(Source data)
* * *

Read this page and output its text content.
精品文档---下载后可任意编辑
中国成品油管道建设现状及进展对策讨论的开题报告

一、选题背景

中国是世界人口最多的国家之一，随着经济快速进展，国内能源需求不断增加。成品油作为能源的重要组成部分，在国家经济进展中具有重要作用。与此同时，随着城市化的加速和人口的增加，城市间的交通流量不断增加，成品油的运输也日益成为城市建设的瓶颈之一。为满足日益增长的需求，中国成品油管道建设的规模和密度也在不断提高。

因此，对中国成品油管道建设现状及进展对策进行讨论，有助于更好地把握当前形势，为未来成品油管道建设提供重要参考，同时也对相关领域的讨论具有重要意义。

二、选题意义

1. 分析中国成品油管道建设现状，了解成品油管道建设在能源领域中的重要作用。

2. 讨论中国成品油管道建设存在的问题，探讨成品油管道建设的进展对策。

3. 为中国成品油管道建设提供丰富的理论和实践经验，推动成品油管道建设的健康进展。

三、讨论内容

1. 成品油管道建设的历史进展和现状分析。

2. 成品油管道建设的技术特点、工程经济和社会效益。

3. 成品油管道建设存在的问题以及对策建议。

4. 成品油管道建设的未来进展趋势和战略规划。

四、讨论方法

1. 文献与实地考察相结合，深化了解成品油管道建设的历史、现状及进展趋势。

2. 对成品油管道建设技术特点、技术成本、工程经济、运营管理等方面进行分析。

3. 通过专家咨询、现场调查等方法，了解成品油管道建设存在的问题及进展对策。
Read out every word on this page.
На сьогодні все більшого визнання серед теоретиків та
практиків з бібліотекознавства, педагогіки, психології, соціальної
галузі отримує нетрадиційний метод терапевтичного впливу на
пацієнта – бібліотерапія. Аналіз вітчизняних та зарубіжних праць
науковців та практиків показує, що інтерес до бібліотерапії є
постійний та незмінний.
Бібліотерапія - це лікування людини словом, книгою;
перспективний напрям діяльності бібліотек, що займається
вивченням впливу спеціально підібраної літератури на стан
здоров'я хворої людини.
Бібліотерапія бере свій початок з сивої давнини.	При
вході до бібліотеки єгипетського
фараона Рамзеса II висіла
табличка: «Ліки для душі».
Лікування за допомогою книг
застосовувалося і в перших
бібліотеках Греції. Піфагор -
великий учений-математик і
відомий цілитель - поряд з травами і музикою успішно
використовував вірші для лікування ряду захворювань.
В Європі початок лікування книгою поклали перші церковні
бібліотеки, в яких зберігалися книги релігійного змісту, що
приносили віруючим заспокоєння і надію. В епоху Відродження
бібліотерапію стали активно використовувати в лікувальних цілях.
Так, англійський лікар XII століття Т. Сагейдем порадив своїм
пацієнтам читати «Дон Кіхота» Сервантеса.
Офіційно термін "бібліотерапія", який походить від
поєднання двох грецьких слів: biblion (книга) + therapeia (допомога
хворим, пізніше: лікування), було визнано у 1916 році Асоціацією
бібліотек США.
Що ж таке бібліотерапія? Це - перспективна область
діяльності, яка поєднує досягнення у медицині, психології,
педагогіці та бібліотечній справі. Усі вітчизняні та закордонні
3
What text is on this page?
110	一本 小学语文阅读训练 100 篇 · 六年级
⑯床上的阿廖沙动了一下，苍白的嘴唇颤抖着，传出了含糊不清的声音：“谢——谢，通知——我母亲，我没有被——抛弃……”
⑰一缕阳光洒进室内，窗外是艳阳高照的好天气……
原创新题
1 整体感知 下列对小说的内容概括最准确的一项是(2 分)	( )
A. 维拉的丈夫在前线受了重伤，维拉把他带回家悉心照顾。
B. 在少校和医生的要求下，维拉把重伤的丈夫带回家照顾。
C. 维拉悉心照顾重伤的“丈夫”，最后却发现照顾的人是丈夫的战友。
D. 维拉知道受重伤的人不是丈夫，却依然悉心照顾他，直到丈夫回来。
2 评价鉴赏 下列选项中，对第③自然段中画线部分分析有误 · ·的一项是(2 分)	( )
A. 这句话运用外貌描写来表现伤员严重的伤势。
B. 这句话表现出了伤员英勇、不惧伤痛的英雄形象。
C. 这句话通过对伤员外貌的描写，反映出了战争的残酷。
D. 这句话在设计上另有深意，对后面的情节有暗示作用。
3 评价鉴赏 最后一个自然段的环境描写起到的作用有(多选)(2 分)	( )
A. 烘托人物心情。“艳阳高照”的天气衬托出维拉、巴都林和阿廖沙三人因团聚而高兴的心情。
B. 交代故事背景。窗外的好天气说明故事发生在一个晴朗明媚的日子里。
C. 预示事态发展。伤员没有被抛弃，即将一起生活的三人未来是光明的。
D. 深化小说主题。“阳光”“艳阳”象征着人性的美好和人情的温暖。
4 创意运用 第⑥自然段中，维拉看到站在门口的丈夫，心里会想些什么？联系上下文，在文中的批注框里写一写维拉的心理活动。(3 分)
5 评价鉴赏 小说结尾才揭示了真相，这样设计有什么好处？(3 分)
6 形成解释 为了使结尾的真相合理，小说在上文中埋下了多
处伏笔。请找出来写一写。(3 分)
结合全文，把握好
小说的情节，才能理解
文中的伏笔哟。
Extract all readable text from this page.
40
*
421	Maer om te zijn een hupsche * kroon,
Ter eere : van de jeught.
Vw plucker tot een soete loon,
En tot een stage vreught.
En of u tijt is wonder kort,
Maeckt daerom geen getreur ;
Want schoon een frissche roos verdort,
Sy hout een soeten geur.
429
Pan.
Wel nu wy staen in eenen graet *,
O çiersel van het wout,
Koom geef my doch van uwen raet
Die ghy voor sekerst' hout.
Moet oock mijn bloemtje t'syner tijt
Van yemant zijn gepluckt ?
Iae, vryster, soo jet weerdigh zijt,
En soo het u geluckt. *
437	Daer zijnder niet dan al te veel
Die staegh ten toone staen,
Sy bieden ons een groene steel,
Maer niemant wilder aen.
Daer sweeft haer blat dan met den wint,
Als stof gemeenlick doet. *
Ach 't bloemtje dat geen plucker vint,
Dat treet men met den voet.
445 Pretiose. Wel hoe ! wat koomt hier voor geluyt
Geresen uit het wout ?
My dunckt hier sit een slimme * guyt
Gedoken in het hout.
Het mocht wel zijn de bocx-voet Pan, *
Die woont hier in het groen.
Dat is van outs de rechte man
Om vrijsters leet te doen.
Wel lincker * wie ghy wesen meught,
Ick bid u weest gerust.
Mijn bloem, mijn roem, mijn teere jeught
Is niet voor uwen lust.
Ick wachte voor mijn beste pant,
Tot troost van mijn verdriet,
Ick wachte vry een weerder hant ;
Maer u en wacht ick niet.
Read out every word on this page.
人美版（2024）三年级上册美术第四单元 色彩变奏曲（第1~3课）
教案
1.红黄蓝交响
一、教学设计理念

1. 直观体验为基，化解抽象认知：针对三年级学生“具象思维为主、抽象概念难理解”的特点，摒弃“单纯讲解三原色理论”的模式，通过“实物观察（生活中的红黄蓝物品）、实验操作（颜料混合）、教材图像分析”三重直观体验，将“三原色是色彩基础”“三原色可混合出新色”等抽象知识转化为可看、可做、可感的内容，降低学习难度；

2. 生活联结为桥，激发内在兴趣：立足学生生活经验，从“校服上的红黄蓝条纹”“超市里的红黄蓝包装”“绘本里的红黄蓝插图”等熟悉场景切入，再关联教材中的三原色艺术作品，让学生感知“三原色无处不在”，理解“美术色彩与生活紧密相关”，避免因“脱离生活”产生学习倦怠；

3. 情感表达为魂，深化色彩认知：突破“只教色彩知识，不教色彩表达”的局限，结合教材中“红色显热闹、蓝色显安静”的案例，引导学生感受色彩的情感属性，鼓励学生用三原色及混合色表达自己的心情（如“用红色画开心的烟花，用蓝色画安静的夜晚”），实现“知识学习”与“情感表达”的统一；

* * *

=== Set exercise ===
Copy out each line that contains the word "Maer".

=== The output ===
421	Maer om te zijn een hupsche * kroon,
Maer niemant wilder aen.
Maer u en wacht ick niet.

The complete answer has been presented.